▸ **OBJECTIVE**: Copy the listing verbatim, excluding any images found in it.

▸ **DATA ENTRIES**:
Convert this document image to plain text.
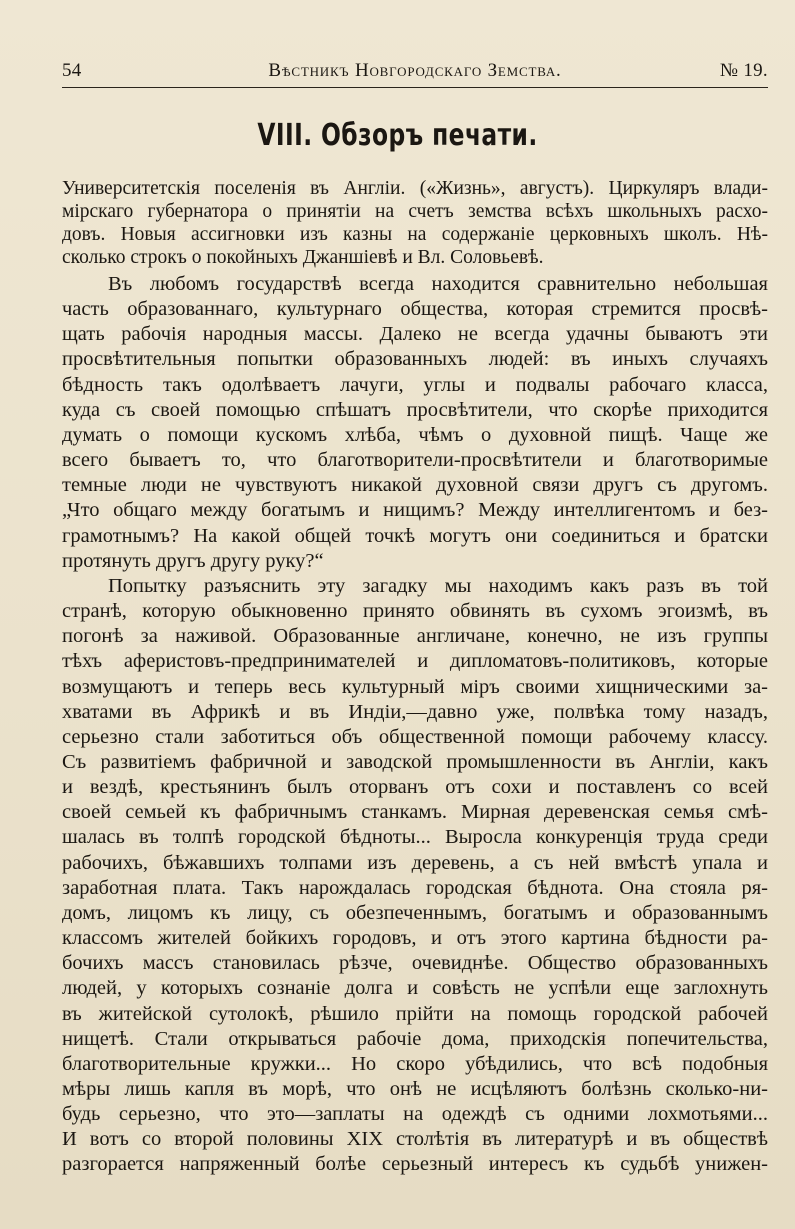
54	Вѣстникъ Новгородскаго Земства.	№ 19.
VIII. Обзоръ печати.
Университетскія поселенія въ Англіи. («Жизнь», августъ). Циркуляръ влади-
мірскаго губернатора о принятіи на счетъ земства всѣхъ школьныхъ расхо-
довъ. Новыя ассигновки изъ казны на содержаніе церковныхъ школъ. Нѣ-
сколько строкъ о покойныхъ Джаншіевѣ и Вл. Соловьевѣ.
Въ любомъ государствѣ всегда находится сравнительно небольшая
часть образованнаго, культурнаго общества, которая стремится просвѣ-
щать рабочія народныя массы. Далеко не всегда удачны бываютъ эти
просвѣтительныя попытки образованныхъ людей: въ иныхъ случаяхъ
бѣдность такъ одолѣваетъ лачуги, углы и подвалы рабочаго класса,
куда съ своей помощью спѣшатъ просвѣтители, что скорѣе приходится
думать о помощи кускомъ хлѣба, чѣмъ о духовной пищѣ. Чаще же
всего бываетъ то, что благотворители-просвѣтители и благотворимые
темные люди не чувствуютъ никакой духовной связи другъ съ другомъ.
„Что общаго между богатымъ и нищимъ? Между интеллигентомъ и без-
грамотнымъ? На какой общей точкѣ могутъ они соединиться и братски
протянуть другъ другу руку?“
Попытку разъяснить эту загадку мы находимъ какъ разъ въ той
странѣ, которую обыкновенно принято обвинять въ сухомъ эгоизмѣ, въ
погонѣ за наживой. Образованные англичане, конечно, не изъ группы
тѣхъ аферистовъ-предпринимателей и дипломатовъ-политиковъ, которые
возмущаютъ и теперь весь культурный міръ своими хищническими за-
хватами въ Африкѣ и въ Индіи,—давно уже, полвѣка тому назадъ,
серьезно стали заботиться объ общественной помощи рабочему классу.
Съ развитіемъ фабричной и заводской промышленности въ Англіи, какъ
и вездѣ, крестьянинъ былъ оторванъ отъ сохи и поставленъ со всей
своей семьей къ фабричнымъ станкамъ. Мирная деревенская семья смѣ-
шалась въ толпѣ городской бѣдноты... Выросла конкуренція труда среди
рабочихъ, бѣжавшихъ толпами изъ деревень, а съ ней вмѣстѣ упала и
заработная плата. Такъ нарождалась городская бѣднота. Она стояла ря-
домъ, лицомъ къ лицу, съ обезпеченнымъ, богатымъ и образованнымъ
классомъ жителей бойкихъ городовъ, и отъ этого картина бѣдности ра-
бочихъ массъ становилась рѣзче, очевиднѣе. Общество образованныхъ
людей, у которыхъ сознаніе долга и совѣсть не успѣли еще заглохнуть
въ житейской сутолокѣ, рѣшило прійти на помощь городской рабочей
нищетѣ. Стали открываться рабочіе дома, приходскія попечительства,
благотворительные кружки... Но скоро убѣдились, что всѣ подобныя
мѣры лишь капля въ морѣ, что онѣ не исцѣляютъ болѣзнь сколько-ни-
будь серьезно, что это—заплаты на одеждѣ съ одними лохмотьями...
И вотъ со второй половины XIX столѣтія въ литературѣ и въ обществѣ
разгорается напряженный болѣе серьезный интересъ къ судьбѣ унижен-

▸ **THE COMPLETED TASK**:
Convert this document image to plain text.
54	Вѣстникъ Новгородскаго Земства.	№ 19.
VIII. Обзоръ печати.
Университетскія поселенія въ Англіи. («Жизнь», августъ). Циркуляръ влади-
мірскаго губернатора о принятіи на счетъ земства всѣхъ школьныхъ расхо-
довъ. Новыя ассигновки изъ казны на содержаніе церковныхъ школъ. Нѣ-
сколько строкъ о покойныхъ Джаншіевѣ и Вл. Соловьевѣ.
Въ любомъ государствѣ всегда находится сравнительно небольшая
часть образованнаго, культурнаго общества, которая стремится просвѣ-
щать рабочія народныя массы. Далеко не всегда удачны бываютъ эти
просвѣтительныя попытки образованныхъ людей: въ иныхъ случаяхъ
бѣдность такъ одолѣваетъ лачуги, углы и подвалы рабочаго класса,
куда съ своей помощью спѣшатъ просвѣтители, что скорѣе приходится
думать о помощи кускомъ хлѣба, чѣмъ о духовной пищѣ. Чаще же
всего бываетъ то, что благотворители-просвѣтители и благотворимые
темные люди не чувствуютъ никакой духовной связи другъ съ другомъ.
„Что общаго между богатымъ и нищимъ? Между интеллигентомъ и без-
грамотнымъ? На какой общей точкѣ могутъ они соединиться и братски
протянуть другъ другу руку?“
Попытку разъяснить эту загадку мы находимъ какъ разъ въ той
странѣ, которую обыкновенно принято обвинять въ сухомъ эгоизмѣ, въ
погонѣ за наживой. Образованные англичане, конечно, не изъ группы
тѣхъ аферистовъ-предпринимателей и дипломатовъ-политиковъ, которые
возмущаютъ и теперь весь культурный міръ своими хищническими за-
хватами въ Африкѣ и въ Индіи,—давно уже, полвѣка тому назадъ,
серьезно стали заботиться объ общественной помощи рабочему классу.
Съ развитіемъ фабричной и заводской промышленности въ Англіи, какъ
и вездѣ, крестьянинъ былъ оторванъ отъ сохи и поставленъ со всей
своей семьей къ фабричнымъ станкамъ. Мирная деревенская семья смѣ-
шалась въ толпѣ городской бѣдноты... Выросла конкуренція труда среди
рабочихъ, бѣжавшихъ толпами изъ деревень, а съ ней вмѣстѣ упала и
заработная плата. Такъ нарождалась городская бѣднота. Она стояла ря-
домъ, лицомъ къ лицу, съ обезпеченнымъ, богатымъ и образованнымъ
классомъ жителей бойкихъ городовъ, и отъ этого картина бѣдности ра-
бочихъ массъ становилась рѣзче, очевиднѣе. Общество образованныхъ
людей, у которыхъ сознаніе долга и совѣсть не успѣли еще заглохнуть
въ житейской сутолокѣ, рѣшило прійти на помощь городской рабочей
нищетѣ. Стали открываться рабочіе дома, приходскія попечительства,
благотворительные кружки... Но скоро убѣдились, что всѣ подобныя
мѣры лишь капля въ морѣ, что онѣ не исцѣляютъ болѣзнь сколько-ни-
будь серьезно, что это—заплаты на одеждѣ съ одними лохмотьями...
И вотъ со второй половины XIX столѣтія въ литературѣ и въ обществѣ
разгорается напряженный болѣе серьезный интересъ къ судьбѣ унижен-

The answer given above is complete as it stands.